Extract every line below that contains the word "temperatura".

> [LISTED ENTRIES]
○ ○ ○
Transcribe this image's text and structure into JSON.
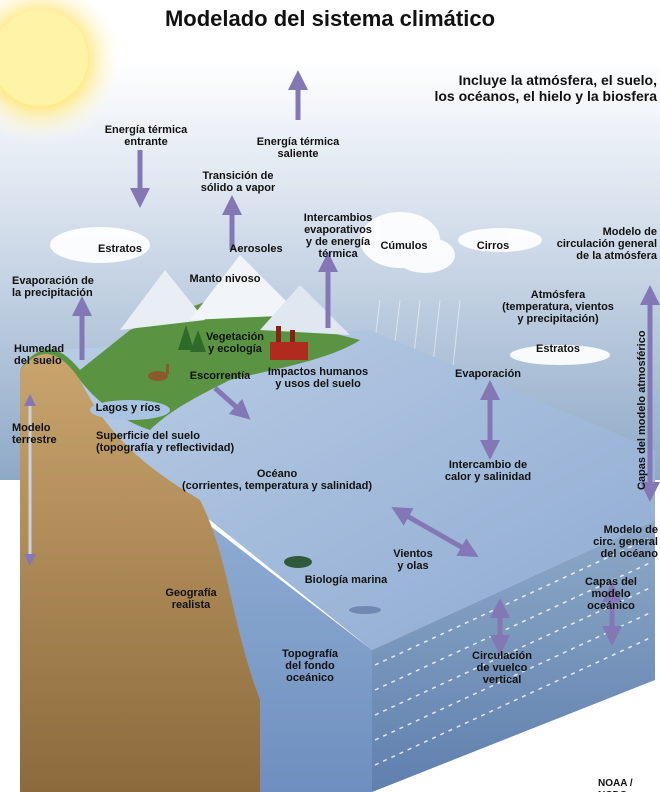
{
  "title": "Modelado del sistema climático",
  "subtitle": "Incluye la atmósfera, el suelo,\nlos océanos, el hielo y la biosfera",
  "credit": "NOAA / NCDC",
  "colors": {
    "sky_top": "#8ea9c7",
    "ocean": "#9db8d8",
    "ocean_deep": "#7f9fc9",
    "land_brown": "#b48e5a",
    "land_green": "#4f8a3a",
    "arrow": "#8378b5",
    "sun": "#fff2a0"
  },
  "labels": {
    "incoming_energy": "Energía térmica\nentrante",
    "outgoing_energy": "Energía térmica\nsaliente",
    "solid_to_vapor": "Transición de\nsólido a vapor",
    "exchanges": "Intercambios\nevaporativos\ny de energía\ntérmica",
    "strata_left": "Estratos",
    "aerosols": "Aerosoles",
    "cumulus": "Cúmulos",
    "cirrus": "Cirros",
    "atm_gcm": "Modelo de\ncirculación general\nde la atmósfera",
    "precip_evap": "Evaporación de\nla precipitación",
    "snowpack": "Manto nivoso",
    "atmosphere": "Atmósfera\n(temperatura, vientos\ny precipitación)",
    "soil_moisture": "Humedad\ndel suelo",
    "vegetation": "Vegetación\ny ecología",
    "strata_right": "Estratos",
    "runoff": "Escorrentía",
    "human_impacts": "Impactos humanos\ny usos del suelo",
    "evaporation": "Evaporación",
    "lakes_rivers": "Lagos y ríos",
    "land_model": "Modelo\nterrestre",
    "land_surface": "Superficie del suelo\n(topografía y reflectividad)",
    "heat_salt_exchange": "Intercambio de\ncalor y salinidad",
    "ocean": "Océano\n(corrientes, temperatura y salinidad)",
    "atm_model_layers": "Capas del modelo atmosférico",
    "ocean_gcm": "Modelo de\ncirc. general\ndel océano",
    "winds_waves": "Vientos\ny olas",
    "marine_biology": "Biología marina",
    "realistic_geography": "Geografía\nrealista",
    "ocean_model_layers": "Capas del\nmodelo\noceánico",
    "bottom_topography": "Topografía\ndel fondo\noceánico",
    "overturning": "Circulación\nde vuelco\nvertical"
  }
}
○ ○ ○
> [FULL SOLUTION]
    "atmosphere": "Atmósfera\n(temperatura, vientos\ny precipitación)",
    "ocean": "Océano\n(corrientes, temperatura y salinidad)",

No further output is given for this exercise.